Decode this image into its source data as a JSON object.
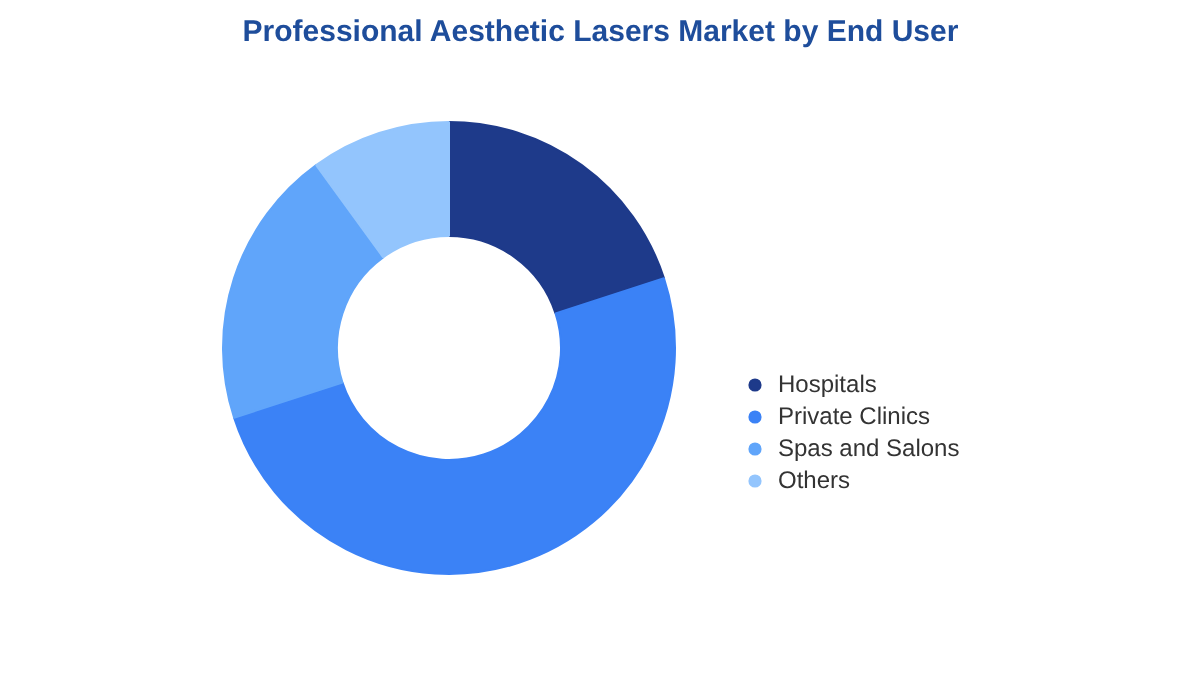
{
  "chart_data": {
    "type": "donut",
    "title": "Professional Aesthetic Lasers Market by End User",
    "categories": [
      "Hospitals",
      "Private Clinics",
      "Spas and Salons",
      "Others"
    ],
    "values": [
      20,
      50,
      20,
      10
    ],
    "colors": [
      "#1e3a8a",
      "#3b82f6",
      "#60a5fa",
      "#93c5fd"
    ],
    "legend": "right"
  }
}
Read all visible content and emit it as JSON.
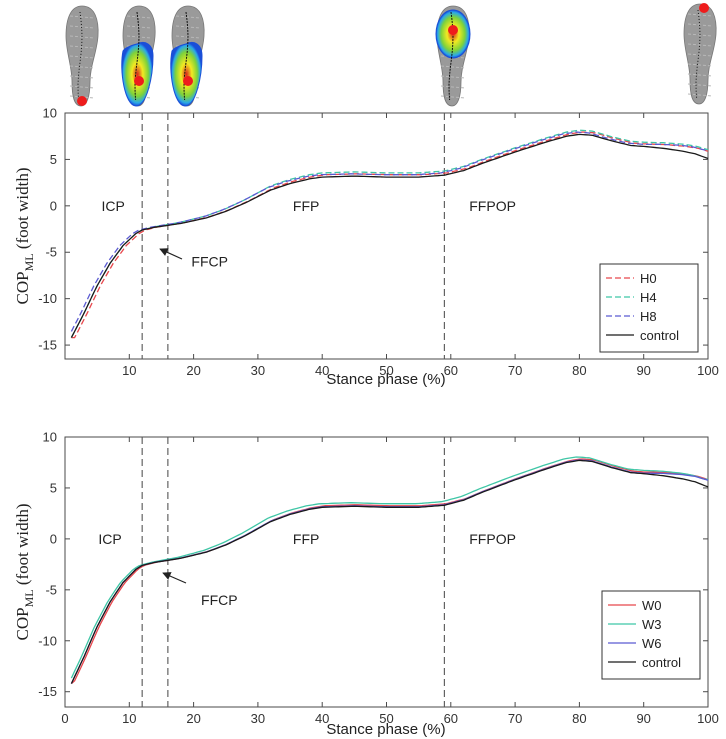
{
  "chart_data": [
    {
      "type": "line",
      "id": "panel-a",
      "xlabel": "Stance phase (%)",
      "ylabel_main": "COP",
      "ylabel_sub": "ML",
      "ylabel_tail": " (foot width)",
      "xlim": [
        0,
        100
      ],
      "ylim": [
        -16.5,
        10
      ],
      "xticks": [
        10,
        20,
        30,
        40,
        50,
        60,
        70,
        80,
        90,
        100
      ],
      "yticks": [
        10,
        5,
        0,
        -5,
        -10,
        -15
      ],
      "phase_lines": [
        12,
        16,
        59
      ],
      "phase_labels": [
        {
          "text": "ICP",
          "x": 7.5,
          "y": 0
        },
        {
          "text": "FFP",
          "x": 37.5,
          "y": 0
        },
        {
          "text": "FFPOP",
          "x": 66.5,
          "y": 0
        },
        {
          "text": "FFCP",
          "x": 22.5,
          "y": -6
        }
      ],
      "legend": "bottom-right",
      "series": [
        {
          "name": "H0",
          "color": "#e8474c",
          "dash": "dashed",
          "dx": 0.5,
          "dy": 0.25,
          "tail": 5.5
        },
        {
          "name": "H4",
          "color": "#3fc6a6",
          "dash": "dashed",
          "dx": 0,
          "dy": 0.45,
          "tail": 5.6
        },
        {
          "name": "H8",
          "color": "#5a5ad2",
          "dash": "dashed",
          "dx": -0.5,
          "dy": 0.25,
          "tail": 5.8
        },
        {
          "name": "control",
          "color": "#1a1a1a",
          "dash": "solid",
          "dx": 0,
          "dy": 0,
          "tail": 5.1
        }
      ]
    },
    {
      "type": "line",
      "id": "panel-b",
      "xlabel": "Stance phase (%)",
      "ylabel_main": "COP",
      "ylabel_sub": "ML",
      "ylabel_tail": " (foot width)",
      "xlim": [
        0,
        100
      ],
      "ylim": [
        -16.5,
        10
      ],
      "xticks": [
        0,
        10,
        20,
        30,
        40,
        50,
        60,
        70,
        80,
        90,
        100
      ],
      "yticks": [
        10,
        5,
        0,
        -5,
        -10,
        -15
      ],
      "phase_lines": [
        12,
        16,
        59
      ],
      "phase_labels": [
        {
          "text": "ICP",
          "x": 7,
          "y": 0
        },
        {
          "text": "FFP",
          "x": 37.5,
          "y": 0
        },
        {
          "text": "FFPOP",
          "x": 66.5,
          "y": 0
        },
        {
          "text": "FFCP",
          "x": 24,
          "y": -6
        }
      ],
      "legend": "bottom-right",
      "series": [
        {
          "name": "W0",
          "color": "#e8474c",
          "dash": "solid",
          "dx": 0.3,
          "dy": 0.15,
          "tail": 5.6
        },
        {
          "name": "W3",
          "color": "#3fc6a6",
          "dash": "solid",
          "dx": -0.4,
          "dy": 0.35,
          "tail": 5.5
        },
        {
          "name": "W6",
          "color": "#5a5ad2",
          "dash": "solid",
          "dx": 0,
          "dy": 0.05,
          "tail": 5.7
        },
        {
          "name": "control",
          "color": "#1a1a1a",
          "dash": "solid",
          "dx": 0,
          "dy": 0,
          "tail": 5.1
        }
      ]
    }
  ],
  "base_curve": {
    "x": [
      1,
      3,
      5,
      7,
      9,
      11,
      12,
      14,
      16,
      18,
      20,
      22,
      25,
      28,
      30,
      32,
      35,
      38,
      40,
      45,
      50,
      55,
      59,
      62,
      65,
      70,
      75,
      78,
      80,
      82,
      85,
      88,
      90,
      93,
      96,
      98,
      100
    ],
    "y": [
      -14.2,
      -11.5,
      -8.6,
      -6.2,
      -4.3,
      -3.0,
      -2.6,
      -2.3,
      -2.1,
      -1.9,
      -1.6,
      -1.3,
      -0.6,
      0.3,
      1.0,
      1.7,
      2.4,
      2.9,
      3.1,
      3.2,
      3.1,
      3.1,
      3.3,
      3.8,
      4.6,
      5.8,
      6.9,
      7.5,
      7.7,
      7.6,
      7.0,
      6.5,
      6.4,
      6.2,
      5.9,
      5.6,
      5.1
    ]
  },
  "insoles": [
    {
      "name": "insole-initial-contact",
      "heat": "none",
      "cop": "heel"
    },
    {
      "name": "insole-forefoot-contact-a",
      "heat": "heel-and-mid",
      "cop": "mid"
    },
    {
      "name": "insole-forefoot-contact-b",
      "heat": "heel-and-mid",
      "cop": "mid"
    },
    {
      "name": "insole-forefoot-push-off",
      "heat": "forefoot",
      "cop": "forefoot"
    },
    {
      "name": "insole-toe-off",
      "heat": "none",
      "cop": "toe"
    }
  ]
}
════════════════════
**What you are asked to do:**
Reproduce all the records verbatim, excluding images.

**Result of this task:**
Decode this image into its source data as a JSON object.
{
  "chart_data": {
    "type": "donut",
    "title": "Professional Aesthetic Lasers Market by End User",
    "categories": [
      "Hospitals",
      "Private Clinics",
      "Spas and Salons",
      "Others"
    ],
    "values": [
      20,
      50,
      20,
      10
    ],
    "colors": [
      "#1e3a8a",
      "#3b82f6",
      "#60a5fa",
      "#93c5fd"
    ],
    "legend": "right"
  }
}
Read all visible content and emit it as JSON.
{
  "chart_data": [
    {
      "type": "line",
      "id": "panel-a",
      "xlabel": "Stance phase (%)",
      "ylabel_main": "COP",
      "ylabel_sub": "ML",
      "ylabel_tail": " (foot width)",
      "xlim": [
        0,
        100
      ],
      "ylim": [
        -16.5,
        10
      ],
      "xticks": [
        10,
        20,
        30,
        40,
        50,
        60,
        70,
        80,
        90,
        100
      ],
      "yticks": [
        10,
        5,
        0,
        -5,
        -10,
        -15
      ],
      "phase_lines": [
        12,
        16,
        59
      ],
      "phase_labels": [
        {
          "text": "ICP",
          "x": 7.5,
          "y": 0
        },
        {
          "text": "FFP",
          "x": 37.5,
          "y": 0
        },
        {
          "text": "FFPOP",
          "x": 66.5,
          "y": 0
        },
        {
          "text": "FFCP",
          "x": 22.5,
          "y": -6
        }
      ],
      "legend": "bottom-right",
      "series": [
        {
          "name": "H0",
          "color": "#e8474c",
          "dash": "dashed",
          "dx": 0.5,
          "dy": 0.25,
          "tail": 5.5
        },
        {
          "name": "H4",
          "color": "#3fc6a6",
          "dash": "dashed",
          "dx": 0,
          "dy": 0.45,
          "tail": 5.6
        },
        {
          "name": "H8",
          "color": "#5a5ad2",
          "dash": "dashed",
          "dx": -0.5,
          "dy": 0.25,
          "tail": 5.8
        },
        {
          "name": "control",
          "color": "#1a1a1a",
          "dash": "solid",
          "dx": 0,
          "dy": 0,
          "tail": 5.1
        }
      ]
    },
    {
      "type": "line",
      "id": "panel-b",
      "xlabel": "Stance phase (%)",
      "ylabel_main": "COP",
      "ylabel_sub": "ML",
      "ylabel_tail": " (foot width)",
      "xlim": [
        0,
        100
      ],
      "ylim": [
        -16.5,
        10
      ],
      "xticks": [
        0,
        10,
        20,
        30,
        40,
        50,
        60,
        70,
        80,
        90,
        100
      ],
      "yticks": [
        10,
        5,
        0,
        -5,
        -10,
        -15
      ],
      "phase_lines": [
        12,
        16,
        59
      ],
      "phase_labels": [
        {
          "text": "ICP",
          "x": 7,
          "y": 0
        },
        {
          "text": "FFP",
          "x": 37.5,
          "y": 0
        },
        {
          "text": "FFPOP",
          "x": 66.5,
          "y": 0
        },
        {
          "text": "FFCP",
          "x": 24,
          "y": -6
        }
      ],
      "legend": "bottom-right",
      "series": [
        {
          "name": "W0",
          "color": "#e8474c",
          "dash": "solid",
          "dx": 0.3,
          "dy": 0.15,
          "tail": 5.6
        },
        {
          "name": "W3",
          "color": "#3fc6a6",
          "dash": "solid",
          "dx": -0.4,
          "dy": 0.35,
          "tail": 5.5
        },
        {
          "name": "W6",
          "color": "#5a5ad2",
          "dash": "solid",
          "dx": 0,
          "dy": 0.05,
          "tail": 5.7
        },
        {
          "name": "control",
          "color": "#1a1a1a",
          "dash": "solid",
          "dx": 0,
          "dy": 0,
          "tail": 5.1
        }
      ]
    }
  ],
  "base_curve": {
    "x": [
      1,
      3,
      5,
      7,
      9,
      11,
      12,
      14,
      16,
      18,
      20,
      22,
      25,
      28,
      30,
      32,
      35,
      38,
      40,
      45,
      50,
      55,
      59,
      62,
      65,
      70,
      75,
      78,
      80,
      82,
      85,
      88,
      90,
      93,
      96,
      98,
      100
    ],
    "y": [
      -14.2,
      -11.5,
      -8.6,
      -6.2,
      -4.3,
      -3.0,
      -2.6,
      -2.3,
      -2.1,
      -1.9,
      -1.6,
      -1.3,
      -0.6,
      0.3,
      1.0,
      1.7,
      2.4,
      2.9,
      3.1,
      3.2,
      3.1,
      3.1,
      3.3,
      3.8,
      4.6,
      5.8,
      6.9,
      7.5,
      7.7,
      7.6,
      7.0,
      6.5,
      6.4,
      6.2,
      5.9,
      5.6,
      5.1
    ]
  },
  "insoles": [
    {
      "name": "insole-initial-contact",
      "heat": "none",
      "cop": "heel"
    },
    {
      "name": "insole-forefoot-contact-a",
      "heat": "heel-and-mid",
      "cop": "mid"
    },
    {
      "name": "insole-forefoot-contact-b",
      "heat": "heel-and-mid",
      "cop": "mid"
    },
    {
      "name": "insole-forefoot-push-off",
      "heat": "forefoot",
      "cop": "forefoot"
    },
    {
      "name": "insole-toe-off",
      "heat": "none",
      "cop": "toe"
    }
  ]
}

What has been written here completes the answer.